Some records
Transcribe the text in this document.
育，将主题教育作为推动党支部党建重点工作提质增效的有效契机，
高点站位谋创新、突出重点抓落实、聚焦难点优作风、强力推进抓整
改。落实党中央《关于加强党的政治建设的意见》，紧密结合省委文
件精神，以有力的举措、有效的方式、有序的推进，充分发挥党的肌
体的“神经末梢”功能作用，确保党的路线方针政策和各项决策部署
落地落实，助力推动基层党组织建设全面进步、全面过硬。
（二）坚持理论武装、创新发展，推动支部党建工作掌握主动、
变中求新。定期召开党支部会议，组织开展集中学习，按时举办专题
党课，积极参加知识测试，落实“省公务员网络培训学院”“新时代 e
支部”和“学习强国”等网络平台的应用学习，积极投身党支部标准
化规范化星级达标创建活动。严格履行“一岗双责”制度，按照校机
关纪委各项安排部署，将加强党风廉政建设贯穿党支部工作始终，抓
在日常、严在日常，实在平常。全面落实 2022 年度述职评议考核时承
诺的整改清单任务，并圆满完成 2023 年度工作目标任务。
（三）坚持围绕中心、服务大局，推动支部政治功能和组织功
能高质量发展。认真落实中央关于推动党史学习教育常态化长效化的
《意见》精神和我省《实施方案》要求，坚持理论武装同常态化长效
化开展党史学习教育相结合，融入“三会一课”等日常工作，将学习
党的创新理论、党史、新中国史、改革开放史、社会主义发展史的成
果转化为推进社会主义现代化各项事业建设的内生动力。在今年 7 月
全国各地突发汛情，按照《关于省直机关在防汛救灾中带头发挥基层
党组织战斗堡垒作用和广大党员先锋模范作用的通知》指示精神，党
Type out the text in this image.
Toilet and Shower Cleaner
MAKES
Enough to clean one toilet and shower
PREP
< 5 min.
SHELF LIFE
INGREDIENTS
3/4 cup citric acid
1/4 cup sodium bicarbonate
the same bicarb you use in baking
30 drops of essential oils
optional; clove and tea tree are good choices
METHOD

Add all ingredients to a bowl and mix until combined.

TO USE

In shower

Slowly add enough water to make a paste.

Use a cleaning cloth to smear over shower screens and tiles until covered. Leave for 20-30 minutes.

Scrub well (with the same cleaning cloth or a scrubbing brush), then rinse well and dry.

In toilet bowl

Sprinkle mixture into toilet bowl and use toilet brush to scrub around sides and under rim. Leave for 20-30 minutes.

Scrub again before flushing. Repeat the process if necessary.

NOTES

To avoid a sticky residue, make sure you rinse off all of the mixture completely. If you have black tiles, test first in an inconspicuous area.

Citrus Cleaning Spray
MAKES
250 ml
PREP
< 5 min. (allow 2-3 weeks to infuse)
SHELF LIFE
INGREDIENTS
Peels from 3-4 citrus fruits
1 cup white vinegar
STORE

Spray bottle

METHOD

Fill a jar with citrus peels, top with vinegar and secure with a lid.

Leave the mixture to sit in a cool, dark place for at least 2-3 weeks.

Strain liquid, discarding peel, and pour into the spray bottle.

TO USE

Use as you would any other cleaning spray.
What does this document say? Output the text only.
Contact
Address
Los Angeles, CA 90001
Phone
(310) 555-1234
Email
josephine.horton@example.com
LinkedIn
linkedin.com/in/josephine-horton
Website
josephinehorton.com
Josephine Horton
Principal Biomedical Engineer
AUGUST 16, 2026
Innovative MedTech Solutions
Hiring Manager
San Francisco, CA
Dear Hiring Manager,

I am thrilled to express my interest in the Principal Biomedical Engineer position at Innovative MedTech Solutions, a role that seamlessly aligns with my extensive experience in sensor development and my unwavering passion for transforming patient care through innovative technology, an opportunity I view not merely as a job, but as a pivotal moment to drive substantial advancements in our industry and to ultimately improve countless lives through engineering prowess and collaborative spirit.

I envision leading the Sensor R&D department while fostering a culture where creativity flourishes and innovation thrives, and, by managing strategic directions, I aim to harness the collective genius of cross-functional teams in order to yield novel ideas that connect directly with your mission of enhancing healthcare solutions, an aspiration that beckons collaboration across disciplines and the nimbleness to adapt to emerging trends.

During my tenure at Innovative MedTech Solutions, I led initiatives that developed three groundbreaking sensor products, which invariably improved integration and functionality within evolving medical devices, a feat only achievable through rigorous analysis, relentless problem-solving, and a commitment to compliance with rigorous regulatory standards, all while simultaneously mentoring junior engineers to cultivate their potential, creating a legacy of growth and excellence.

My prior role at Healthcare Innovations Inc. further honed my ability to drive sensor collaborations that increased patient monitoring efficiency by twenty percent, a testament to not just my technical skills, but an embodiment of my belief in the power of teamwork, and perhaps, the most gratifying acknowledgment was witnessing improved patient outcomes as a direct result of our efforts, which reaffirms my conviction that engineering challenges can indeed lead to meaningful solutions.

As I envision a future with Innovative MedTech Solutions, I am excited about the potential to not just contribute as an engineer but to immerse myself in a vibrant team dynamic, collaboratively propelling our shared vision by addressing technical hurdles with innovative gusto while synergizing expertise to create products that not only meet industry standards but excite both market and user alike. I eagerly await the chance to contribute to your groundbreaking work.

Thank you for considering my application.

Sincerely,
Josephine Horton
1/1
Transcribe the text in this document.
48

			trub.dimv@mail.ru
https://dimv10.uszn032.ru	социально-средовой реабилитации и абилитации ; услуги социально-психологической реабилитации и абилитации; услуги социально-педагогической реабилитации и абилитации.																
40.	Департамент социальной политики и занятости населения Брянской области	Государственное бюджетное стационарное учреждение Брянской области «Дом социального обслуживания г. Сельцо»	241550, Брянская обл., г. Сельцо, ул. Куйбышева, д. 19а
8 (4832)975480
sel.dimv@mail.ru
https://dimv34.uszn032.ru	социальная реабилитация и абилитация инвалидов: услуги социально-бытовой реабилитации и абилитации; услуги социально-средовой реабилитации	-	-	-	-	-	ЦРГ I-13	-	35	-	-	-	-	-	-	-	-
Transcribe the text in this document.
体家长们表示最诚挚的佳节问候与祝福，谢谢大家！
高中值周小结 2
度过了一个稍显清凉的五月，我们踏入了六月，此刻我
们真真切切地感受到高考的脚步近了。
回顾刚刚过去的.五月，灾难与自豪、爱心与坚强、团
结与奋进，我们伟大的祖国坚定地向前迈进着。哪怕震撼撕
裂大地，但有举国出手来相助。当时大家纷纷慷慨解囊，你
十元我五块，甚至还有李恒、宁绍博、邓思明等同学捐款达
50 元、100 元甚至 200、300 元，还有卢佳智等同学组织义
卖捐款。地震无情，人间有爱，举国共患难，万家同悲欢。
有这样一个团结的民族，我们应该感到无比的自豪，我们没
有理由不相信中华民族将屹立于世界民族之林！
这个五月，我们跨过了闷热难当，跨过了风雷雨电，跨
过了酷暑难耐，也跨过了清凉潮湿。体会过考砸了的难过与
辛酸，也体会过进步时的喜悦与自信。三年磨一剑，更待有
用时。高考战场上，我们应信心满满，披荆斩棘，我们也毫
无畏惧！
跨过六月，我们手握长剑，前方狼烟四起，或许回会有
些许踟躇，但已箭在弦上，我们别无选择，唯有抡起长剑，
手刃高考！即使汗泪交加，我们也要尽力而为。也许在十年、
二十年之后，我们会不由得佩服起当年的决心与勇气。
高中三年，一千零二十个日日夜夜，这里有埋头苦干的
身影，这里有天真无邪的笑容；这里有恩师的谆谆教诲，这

GOAL: Write out the material from the first line to the last, exactly.

THE REPLY:
Transcribe the text in this document.
育，将主题教育作为推动党支部党建重点工作提质增效的有效契机，
高点站位谋创新、突出重点抓落实、聚焦难点优作风、强力推进抓整
改。落实党中央《关于加强党的政治建设的意见》，紧密结合省委文
件精神，以有力的举措、有效的方式、有序的推进，充分发挥党的肌
体的“神经末梢”功能作用，确保党的路线方针政策和各项决策部署
落地落实，助力推动基层党组织建设全面进步、全面过硬。
（二）坚持理论武装、创新发展，推动支部党建工作掌握主动、
变中求新。定期召开党支部会议，组织开展集中学习，按时举办专题
党课，积极参加知识测试，落实“省公务员网络培训学院”“新时代 e
支部”和“学习强国”等网络平台的应用学习，积极投身党支部标准
化规范化星级达标创建活动。严格履行“一岗双责”制度，按照校机
关纪委各项安排部署，将加强党风廉政建设贯穿党支部工作始终，抓
在日常、严在日常，实在平常。全面落实 2022 年度述职评议考核时承
诺的整改清单任务，并圆满完成 2023 年度工作目标任务。
（三）坚持围绕中心、服务大局，推动支部政治功能和组织功
能高质量发展。认真落实中央关于推动党史学习教育常态化长效化的
《意见》精神和我省《实施方案》要求，坚持理论武装同常态化长效
化开展党史学习教育相结合，融入“三会一课”等日常工作，将学习
党的创新理论、党史、新中国史、改革开放史、社会主义发展史的成
果转化为推进社会主义现代化各项事业建设的内生动力。在今年 7 月
全国各地突发汛情，按照《关于省直机关在防汛救灾中带头发挥基层
党组织战斗堡垒作用和广大党员先锋模范作用的通知》指示精神，党
Type out the text in this image.
Toilet and Shower Cleaner
MAKES
Enough to clean one toilet and shower
PREP
< 5 min.
SHELF LIFE
INGREDIENTS
3/4 cup citric acid
1/4 cup sodium bicarbonate
the same bicarb you use in baking
30 drops of essential oils
optional; clove and tea tree are good choices
METHOD

Add all ingredients to a bowl and mix until combined.

TO USE

In shower

Slowly add enough water to make a paste.

Use a cleaning cloth to smear over shower screens and tiles until covered. Leave for 20-30 minutes.

Scrub well (with the same cleaning cloth or a scrubbing brush), then rinse well and dry.

In toilet bowl

Sprinkle mixture into toilet bowl and use toilet brush to scrub around sides and under rim. Leave for 20-30 minutes.

Scrub again before flushing. Repeat the process if necessary.

NOTES

To avoid a sticky residue, make sure you rinse off all of the mixture completely. If you have black tiles, test first in an inconspicuous area.

Citrus Cleaning Spray
MAKES
250 ml
PREP
< 5 min. (allow 2-3 weeks to infuse)
SHELF LIFE
INGREDIENTS
Peels from 3-4 citrus fruits
1 cup white vinegar
STORE

Spray bottle

METHOD

Fill a jar with citrus peels, top with vinegar and secure with a lid.

Leave the mixture to sit in a cool, dark place for at least 2-3 weeks.

Strain liquid, discarding peel, and pour into the spray bottle.

TO USE

Use as you would any other cleaning spray.
What does this document say? Output the text only.
Contact
Address
Los Angeles, CA 90001
Phone
(310) 555-1234
Email
josephine.horton@example.com
LinkedIn
linkedin.com/in/josephine-horton
Website
josephinehorton.com
Josephine Horton
Principal Biomedical Engineer
AUGUST 16, 2026
Innovative MedTech Solutions
Hiring Manager
San Francisco, CA
Dear Hiring Manager,

I am thrilled to express my interest in the Principal Biomedical Engineer position at Innovative MedTech Solutions, a role that seamlessly aligns with my extensive experience in sensor development and my unwavering passion for transforming patient care through innovative technology, an opportunity I view not merely as a job, but as a pivotal moment to drive substantial advancements in our industry and to ultimately improve countless lives through engineering prowess and collaborative spirit.

I envision leading the Sensor R&D department while fostering a culture where creativity flourishes and innovation thrives, and, by managing strategic directions, I aim to harness the collective genius of cross-functional teams in order to yield novel ideas that connect directly with your mission of enhancing healthcare solutions, an aspiration that beckons collaboration across disciplines and the nimbleness to adapt to emerging trends.

During my tenure at Innovative MedTech Solutions, I led initiatives that developed three groundbreaking sensor products, which invariably improved integration and functionality within evolving medical devices, a feat only achievable through rigorous analysis, relentless problem-solving, and a commitment to compliance with rigorous regulatory standards, all while simultaneously mentoring junior engineers to cultivate their potential, creating a legacy of growth and excellence.

My prior role at Healthcare Innovations Inc. further honed my ability to drive sensor collaborations that increased patient monitoring efficiency by twenty percent, a testament to not just my technical skills, but an embodiment of my belief in the power of teamwork, and perhaps, the most gratifying acknowledgment was witnessing improved patient outcomes as a direct result of our efforts, which reaffirms my conviction that engineering challenges can indeed lead to meaningful solutions.

As I envision a future with Innovative MedTech Solutions, I am excited about the potential to not just contribute as an engineer but to immerse myself in a vibrant team dynamic, collaboratively propelling our shared vision by addressing technical hurdles with innovative gusto while synergizing expertise to create products that not only meet industry standards but excite both market and user alike. I eagerly await the chance to contribute to your groundbreaking work.

Thank you for considering my application.

Sincerely,
Josephine Horton
1/1
Transcribe the text in this document.
48

			trub.dimv@mail.ru
https://dimv10.uszn032.ru	социально-средовой реабилитации и абилитации ; услуги социально-психологической реабилитации и абилитации; услуги социально-педагогической реабилитации и абилитации.																
40.	Департамент социальной политики и занятости населения Брянской области	Государственное бюджетное стационарное учреждение Брянской области «Дом социального обслуживания г. Сельцо»	241550, Брянская обл., г. Сельцо, ул. Куйбышева, д. 19а
8 (4832)975480
sel.dimv@mail.ru
https://dimv34.uszn032.ru	социальная реабилитация и абилитация инвалидов: услуги социально-бытовой реабилитации и абилитации; услуги социально-средовой реабилитации	-	-	-	-	-	ЦРГ I-13	-	35	-	-	-	-	-	-	-	-
Transcribe the text in this document.
体家长们表示最诚挚的佳节问候与祝福，谢谢大家！
高中值周小结 2
度过了一个稍显清凉的五月，我们踏入了六月，此刻我
们真真切切地感受到高考的脚步近了。
回顾刚刚过去的.五月，灾难与自豪、爱心与坚强、团
结与奋进，我们伟大的祖国坚定地向前迈进着。哪怕震撼撕
裂大地，但有举国出手来相助。当时大家纷纷慷慨解囊，你
十元我五块，甚至还有李恒、宁绍博、邓思明等同学捐款达
50 元、100 元甚至 200、300 元，还有卢佳智等同学组织义
卖捐款。地震无情，人间有爱，举国共患难，万家同悲欢。
有这样一个团结的民族，我们应该感到无比的自豪，我们没
有理由不相信中华民族将屹立于世界民族之林！
这个五月，我们跨过了闷热难当，跨过了风雷雨电，跨
过了酷暑难耐，也跨过了清凉潮湿。体会过考砸了的难过与
辛酸，也体会过进步时的喜悦与自信。三年磨一剑，更待有
用时。高考战场上，我们应信心满满，披荆斩棘，我们也毫
无畏惧！
跨过六月，我们手握长剑，前方狼烟四起，或许回会有
些许踟躇，但已箭在弦上，我们别无选择，唯有抡起长剑，
手刃高考！即使汗泪交加，我们也要尽力而为。也许在十年、
二十年之后，我们会不由得佩服起当年的决心与勇气。
高中三年，一千零二十个日日夜夜，这里有埋头苦干的
身影，这里有天真无邪的笑容；这里有恩师的谆谆教诲，这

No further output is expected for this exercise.